Collect each line of the entries that holds the string "jastuci".

■ EXERCISE INPUTS
────────────────────────────────────────
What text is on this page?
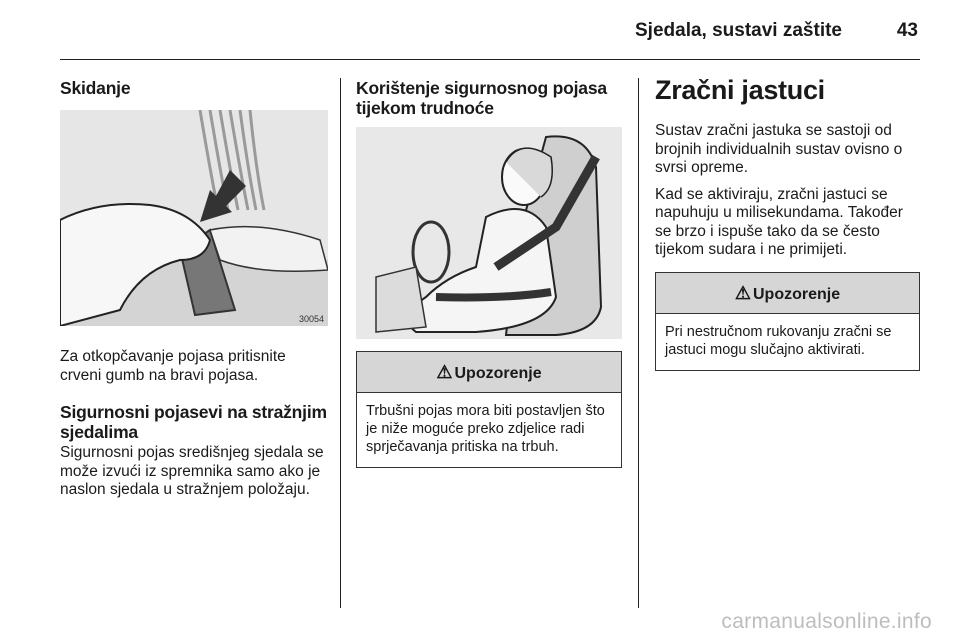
Sjedala, sustavi zaštite	43
Skidanje
30054

Za otkopčavanje pojasa pritisnite crveni gumb na bravi pojasa.

Sigurnosni pojasevi na stražnjim sjedalima

Sigurnosni pojas središnjeg sjedala se može izvući iz spremnika samo ako je naslon sjedala u stražnjem položaju.

Korištenje sigurnosnog pojasa tijekom trudnoće
⚠ Upozorenje
Trbušni pojas mora biti postavljen što je niže moguće preko zdjelice radi sprječavanja pritiska na trbuh.
Zračni jastuci

Sustav zračni jastuka se sastoji od brojnih individualnih sustav ovisno o svrsi opreme.

Kad se aktiviraju, zračni jastuci se napuhuju u milisekundama. Također se brzo i ispuše tako da se često tijekom sudara i ne primijeti.

⚠ Upozorenje
Pri nestručnom rukovanju zračni se jastuci mogu slučajno aktivirati.
carmanualsonline.info
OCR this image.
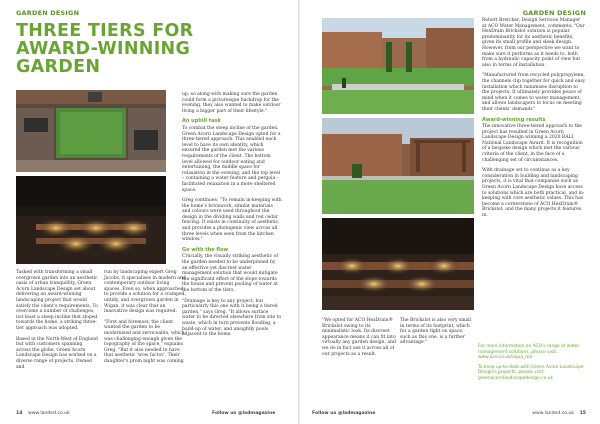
GARDEN DESIGN
THREE TIERS FOR
AWARD-WINNING
GARDEN

Tasked with transforming a small overgrown garden into an aesthetic oasis of urban tranquillity, Green Acorn Landscape Design set about delivering an award-winning landscaping project that would satisfy the client's requirements. To overcome a number of challenges, not least a steep incline that sloped towards the home, a striking three-tier approach was adopted.

Based in the North-West of England but with customers spanning across the globe, Green Acorn Landscape Design has worked on a diverse range of projects. Owned and

run by landscaping expert Greg Jacobs, it specialises in modern and contemporary outdoor living spaces. Even so, when approached to provide a solution for a cramped, untidy, and overgrown garden in Wigan, it was clear that an innovative design was required.

"First and foremost, the client wanted the garden to be modernised and serviceable, which was challenging enough given the topography of the space," explains Greg. "But it also needed to have that aesthetic 'wow factor'. Their daughter's prom night was coming

up, so along with making sure the garden could form a picturesque backdrop for the evening, they also wanted to make outdoor living a bigger part of their lifestyle."

An uphill task

To combat the steep incline of the garden, Green Acorn Landscape Design opted for a three-tiered approach. This enabled each level to have its own identity, which ensured the garden met the various requirements of the client. The bottom level allowed for outdoor eating and entertaining, the middle space for relaxation in the evening, and the top level – containing a water feature and pergola – facilitated relaxation in a more sheltered space.

Greg continues: "To remain in-keeping with the home's brickwork, similar materials and colours were used throughout the design in the dividing walls and red cedar fencing. It exists in continuity of aesthetic, and provides a photogenic view across all three levels when seen from the kitchen window."

Go with the flow

Crucially, the visually striking aesthetic of the garden needed to be underpinned by an effective yet discreet water management solution that would mitigate the significant effect of the slope towards the house and prevent pooling of water at the bottom of the tiers.

"Drainage is key to any project, but particularly this one with it being a tiered garden," says Greg. "It allows surface water to be directed elsewhere from site to waste, which in turn prevents flooding, a build-up of water, and unsightly pools adjacent to the home.

14 www.landed.co.uk	Follow us @ladmagazine
GARDEN DESIGN

Robert Bretcher, Design Services Manager at ACO Water Management, comments: "Our HexDrain Brickslot solution is popular predominantly for its aesthetic benefits, given its small profile and sleek design. However, from our perspective we want to make sure it performs as it needs to, both from a hydraulic capacity point of view but also in terms of installation.

"Manufactured from recycled polypropylene, the channels clip together for quick and easy installation which minimises disruption to the projects. It ultimately provides peace of mind when it comes to water management, and allows landscapers to focus on meeting their clients' demands"

Award-winning results

The innovative three-tiered approach to the project has resulted in Green Acorn Landscape Design winning a 2020 BALI National Landscape Award. It is recognition of a bespoke design which met the various criteria of the client, in the face of a challenging set of circumstances.

With drainage set to continue as a key consideration in building and landscaping projects, it is vital that companies such as Green Acorn Landscape Design have access to solutions which are both practical, and in-keeping with core aesthetic values. This has become a cornerstone of ACO HexDrain® Brickslot, and the many projects it features in.

"We opted for ACO HexDrain® Brickslot owing to its minimalistic look. Its discreet appearance means it can fit into virtually any garden design, and we do in fact use it across all of our projects as a result.

The Brickslot is also very small in terms of its footprint, which for a garden tight on space, such as this one, is a further advantage."

Follow us @ladmagazine	www.landed.co.uk 15

For more information on ACO's range of water management solutions, please visit: www.aco.co.uk/aqua_ma

To keep up-to-date with Green Acorn Landscape Design's projects, please visit: greenacornlandscapedesign.co.uk
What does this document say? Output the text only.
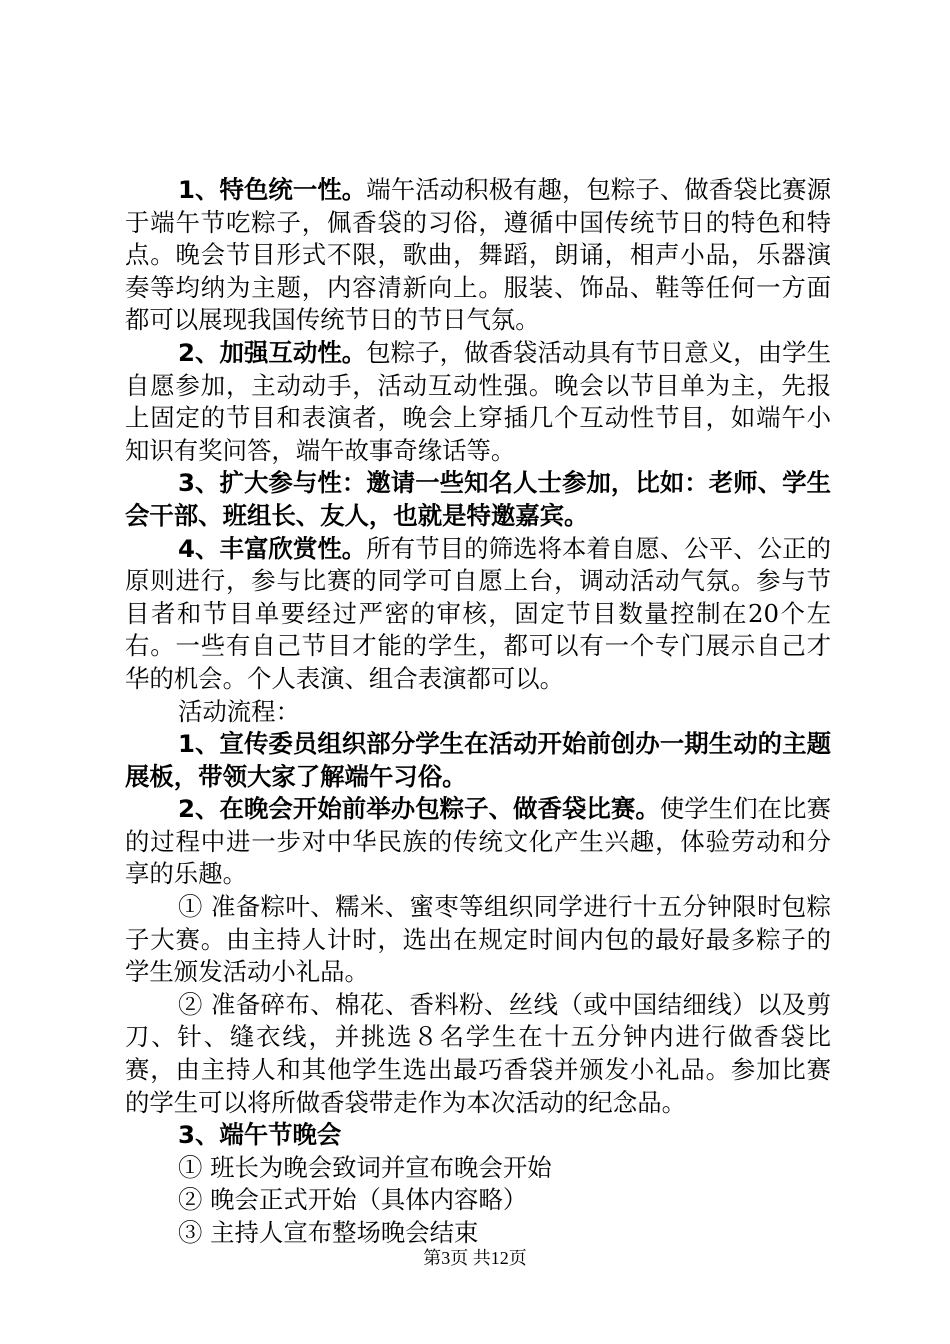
1、特色统一性。端午活动积极有趣，包粽子、做香袋比赛源于端午节吃粽子，佩香袋的习俗，遵循中国传统节日的特色和特点。晚会节目形式不限，歌曲，舞蹈，朗诵，相声小品，乐器演奏等均纳为主题，内容清新向上。服装、饰品、鞋等任何一方面都可以展现我国传统节日的节日气氛。

2、加强互动性。包粽子，做香袋活动具有节日意义，由学生自愿参加，主动动手，活动互动性强。晚会以节目单为主，先报上固定的节目和表演者，晚会上穿插几个互动性节目，如端午小知识有奖问答，端午故事奇缘话等。

3、扩大参与性：邀请一些知名人士参加，比如：老师、学生会干部、班组长、友人，也就是特邀嘉宾。

4、丰富欣赏性。所有节目的筛选将本着自愿、公平、公正的原则进行，参与比赛的同学可自愿上台，调动活动气氛。参与节目者和节目单要经过严密的审核，固定节目数量控制在20个左右。一些有自己节目才能的学生，都可以有一个专门展示自己才华的机会。个人表演、组合表演都可以。

活动流程：

1、宣传委员组织部分学生在活动开始前创办一期生动的主题展板，带领大家了解端午习俗。

2、在晚会开始前举办包粽子、做香袋比赛。使学生们在比赛的过程中进一步对中华民族的传统文化产生兴趣，体验劳动和分享的乐趣。

① 准备粽叶、糯米、蜜枣等组织同学进行十五分钟限时包粽子大赛。由主持人计时，选出在规定时间内包的最好最多粽子的学生颁发活动小礼品。

② 准备碎布、棉花、香料粉、丝线（或中国结细线）以及剪刀、针、缝衣线，并挑选８名学生在十五分钟内进行做香袋比赛，由主持人和其他学生选出最巧香袋并颁发小礼品。参加比赛的学生可以将所做香袋带走作为本次活动的纪念品。

3、端午节晚会

① 班长为晚会致词并宣布晚会开始

② 晚会正式开始（具体内容略）

③ 主持人宣布整场晚会结束

第3页 共12页
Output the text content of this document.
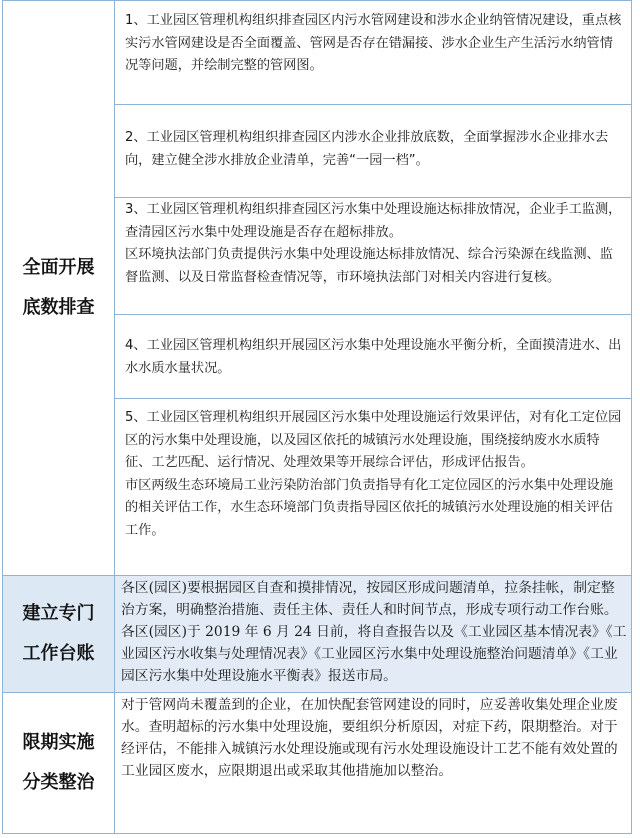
全面开展
底数排查

1、工业园区管理机构组织排查园区内污水管网建设和涉水企业纳管情况建设，重点核实污水管网建设是否全面覆盖、管网是否存在错漏接、涉水企业生产生活污水纳管情况等问题，并绘制完整的管网图。

2、工业园区管理机构组织排查园区内涉水企业排放底数，全面掌握涉水企业排水去向，建立健全涉水排放企业清单，完善“一园一档”。

3、工业园区管理机构组织排查园区污水集中处理设施达标排放情况，企业手工监测，查清园区污水集中处理设施是否存在超标排放。

区环境执法部门负责提供污水集中处理设施达标排放情况、综合污染源在线监测、监督监测、以及日常监督检查情况等，市环境执法部门对相关内容进行复核。

4、工业园区管理机构组织开展园区污水集中处理设施水平衡分析，全面摸清进水、出水水质水量状况。

5、工业园区管理机构组织开展园区污水集中处理设施运行效果评估，对有化工定位园区的污水集中处理设施，以及园区依托的城镇污水处理设施，围绕接纳废水水质特征、工艺匹配、运行情况、处理效果等开展综合评估，形成评估报告。

市区两级生态环境局工业污染防治部门负责指导有化工定位园区的污水集中处理设施的相关评估工作，水生态环境部门负责指导园区依托的城镇污水处理设施的相关评估工作。

建立专门
工作台账

各区(园区)要根据园区自查和摸排情况，按园区形成问题清单，拉条挂帐，制定整治方案，明确整治措施、责任主体、责任人和时间节点，形成专项行动工作台账。各区(园区)于 2019 年 6 月 24 日前，将自查报告以及《工业园区基本情况表》《工业园区污水收集与处理情况表》《工业园区污水集中处理设施整治问题清单》《工业园区污水集中处理设施水平衡表》报送市局。

限期实施
分类整治

对于管网尚未覆盖到的企业，在加快配套管网建设的同时，应妥善收集处理企业废水。查明超标的污水集中处理设施，要组织分析原因，对症下药，限期整治。对于经评估，不能排入城镇污水处理设施或现有污水处理设施设计工艺不能有效处置的工业园区废水，应限期退出或采取其他措施加以整治。
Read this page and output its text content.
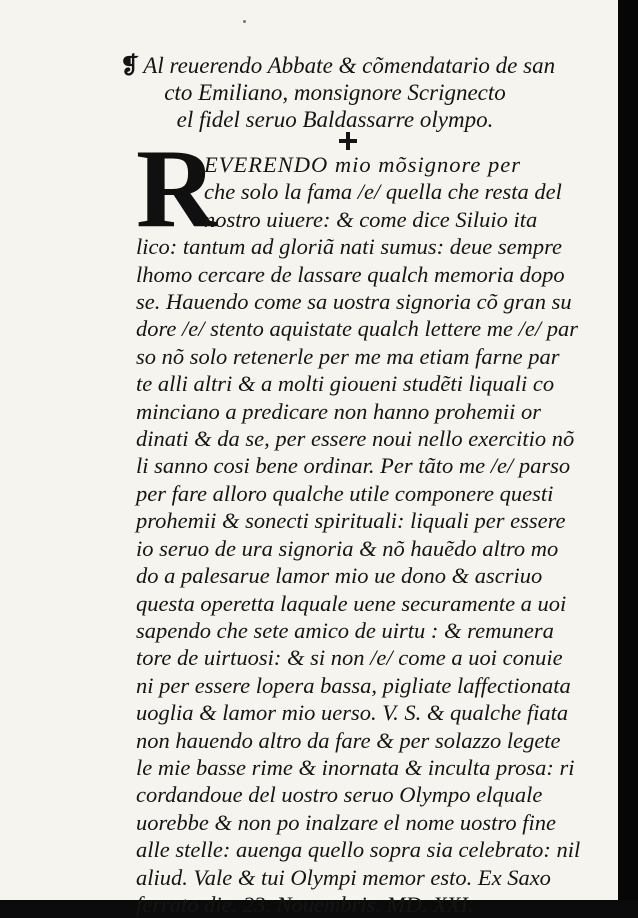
❡ Al reuerendo Abbate & cõmendatario de san
cto Emiliano, monsignore Scrignecto
el fidel seruo Baldassarre olympo.
R
EVERENDO mio mõsignore per
che solo la fama /e/ quella che resta del
nostro uiuere: & come dice Siluio ita
lico: tantum ad gloriã nati sumus: deue sempre
lhomo cercare de lassare qualch memoria dopo
se. Hauendo come sa uostra signoria cõ gran su
dore /e/ stento aquistate qualch lettere me /e/ par
so nõ solo retenerle per me ma etiam farne par
te alli altri & a molti gioueni studẽti liquali co
minciano a predicare non hanno prohemii or
dinati & da se, per essere noui nello exercitio nõ
li sanno cosi bene ordinar. Per tãto me /e/ parso
per fare alloro qualche utile componere questi
prohemii & sonecti spirituali: liquali per essere
io seruo de ura signoria & nõ hauẽdo altro mo
do a palesarue lamor mio ue dono & ascriuo
questa operetta laquale uene securamente a uoi
sapendo che sete amico de uirtu : & remunera
tore de uirtuosi: & si non /e/ come a uoi conuie
ni per essere lopera bassa, pigliate laffectionata
uoglia & lamor mio uerso. V. S. & qualche fiata
non hauendo altro da fare & per solazzo legete
le mie basse rime & inornata & inculta prosa: ri
cordandoue del uostro seruo Olympo elquale
uorebbe & non po inalzare el nome uostro fine
alle stelle: auenga quello sopra sia celebrato: nil
aliud. Vale & tui Olympi memor esto. Ex Saxo
ferrato die. 23. Nouembris. MD. XXI.
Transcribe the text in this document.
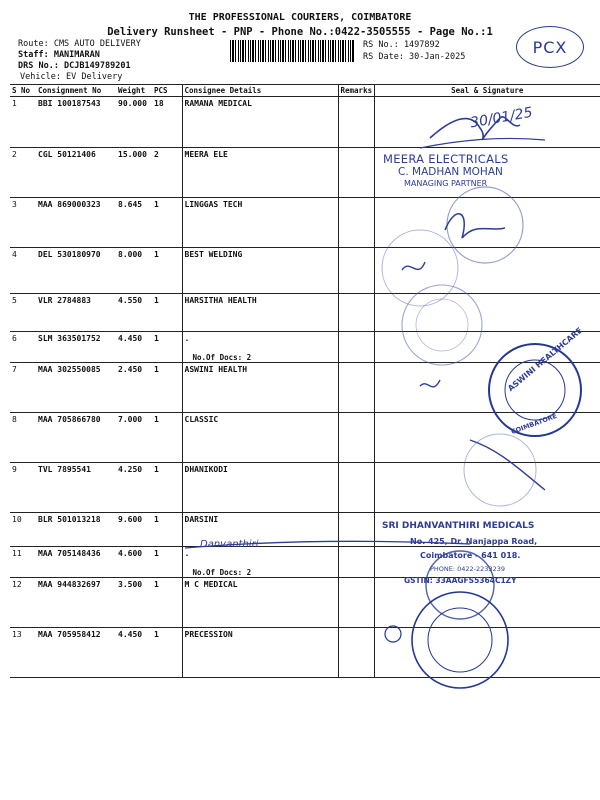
THE PROFESSIONAL COURIERS, COIMBATORE
Delivery Runsheet - PNP - Phone No.:0422-3505555 - Page No.:1
Route: CMS AUTO DELIVERY
Staff: MANIMARAN
DRS No.: DCJB149789201
Vehicle: EV Delivery
RS No.: 1497892
RS Date: 30-Jan-2025
PCX
S No	Consignment No	Weight	PCS	Consignee Details	Remarks	Seal & Signature
1	BBI 100187543	90.000	18	RAMANA MEDICAL		
2	CGL 50121406	15.000	2	MEERA ELE		
3	MAA 869000323	8.645	1	LINGGAS TECH		
4	DEL 530180970	8.000	1	BEST WELDING		
5	VLR 2784883	4.550	1	HARSITHA HEALTH		
6	SLM 363501752	4.450	1	.
No.Of Docs: 2		

7	MAA 302550085	2.450	1	ASWINI HEALTH		
8	MAA 705866780	7.000	1	CLASSIC		
9	TVL 7895541	4.250	1	DHANIKODI		
10	BLR 501013218	9.600	1	DARSINI		
11	MAA 705148436	4.600	1	.
No.Of Docs: 2		

12	MAA 944832697	3.500	1	M C MEDICAL		
13	MAA 705958412	4.450	1	PRECESSION		
30/01/25
MEERA ELECTRICALS
C. MADHAN MOHAN
MANAGING PARTNER
ASWINI HEALTHCARE
COIMBATORE
SRI DHANVANTHIRI MEDICALS
No. 425, Dr. Nanjappa Road,
Coimbatore - 641 018.
PHONE: 0422-2233239
GSTIN: 33AAGFS5364C1ZY
Danvanthiri
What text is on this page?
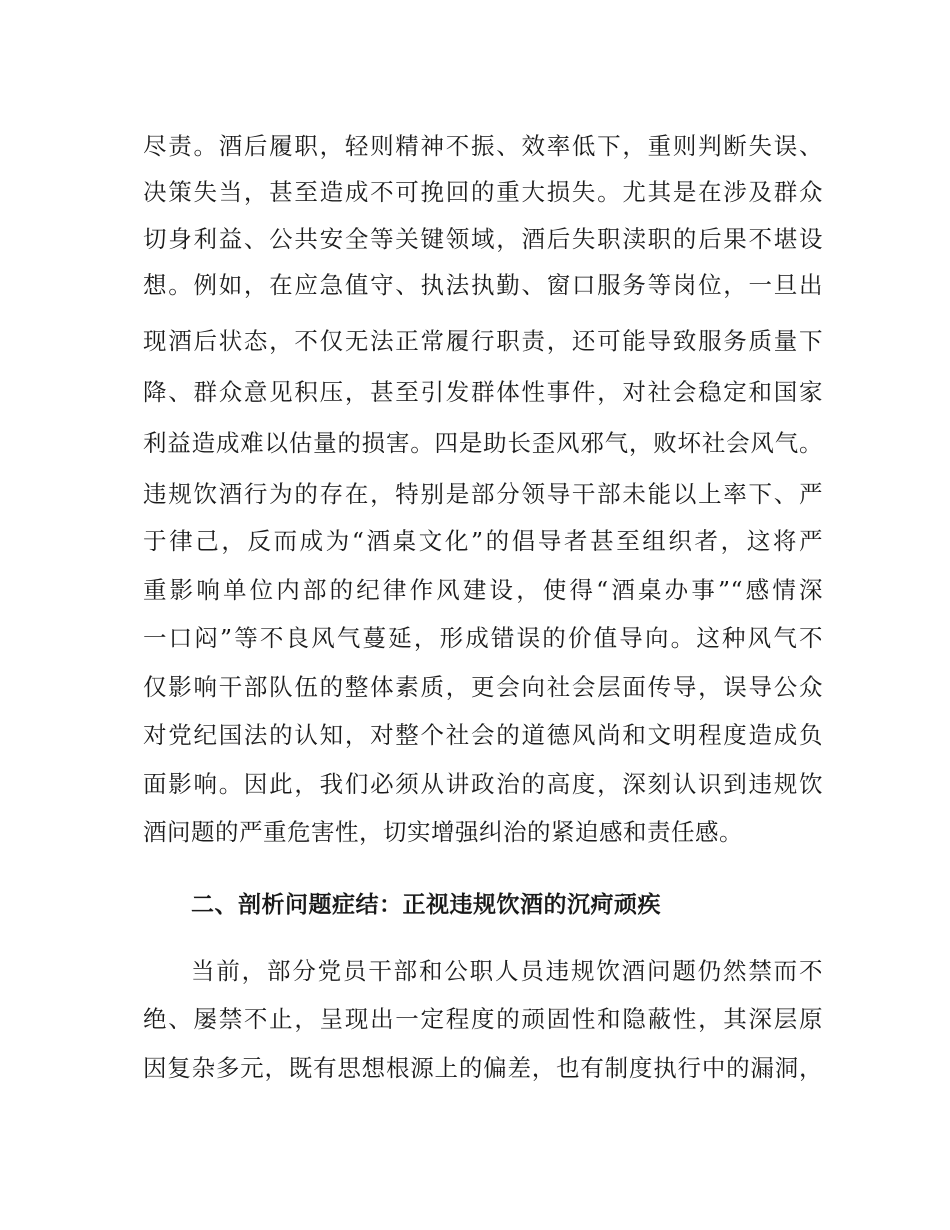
尽责。酒后履职，轻则精神不振、效率低下，重则判断失误、
决策失当，甚至造成不可挽回的重大损失。尤其是在涉及群众
切身利益、公共安全等关键领域，酒后失职渎职的后果不堪设
想。例如，在应急值守、执法执勤、窗口服务等岗位，一旦出
现酒后状态，不仅无法正常履行职责，还可能导致服务质量下
降、群众意见积压，甚至引发群体性事件，对社会稳定和国家
利益造成难以估量的损害。四是助长歪风邪气，败坏社会风气。
违规饮酒行为的存在，特别是部分领导干部未能以上率下、严
于律己，反而成为“酒桌文化”的倡导者甚至组织者，这将严
重影响单位内部的纪律作风建设，使得“酒桌办事”“感情深
一口闷”等不良风气蔓延，形成错误的价值导向。这种风气不
仅影响干部队伍的整体素质，更会向社会层面传导，误导公众
对党纪国法的认知，对整个社会的道德风尚和文明程度造成负
面影响。因此，我们必须从讲政治的高度，深刻认识到违规饮
酒问题的严重危害性，切实增强纠治的紧迫感和责任感。
二、剖析问题症结：正视违规饮酒的沉疴顽疾
当前，部分党员干部和公职人员违规饮酒问题仍然禁而不
绝、屡禁不止，呈现出一定程度的顽固性和隐蔽性，其深层原
因复杂多元，既有思想根源上的偏差，也有制度执行中的漏洞，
────────────────────────────────────────
■ TASK RESULT
Zračni jastuci
Kad se aktiviraju, zračni jastuci se napuhuju u milisekundama. Također se brzo i ispuše tako da se često tijekom sudara i ne primijeti.
Pri nestručnom rukovanju zračni se jastuci mogu slučajno aktivirati.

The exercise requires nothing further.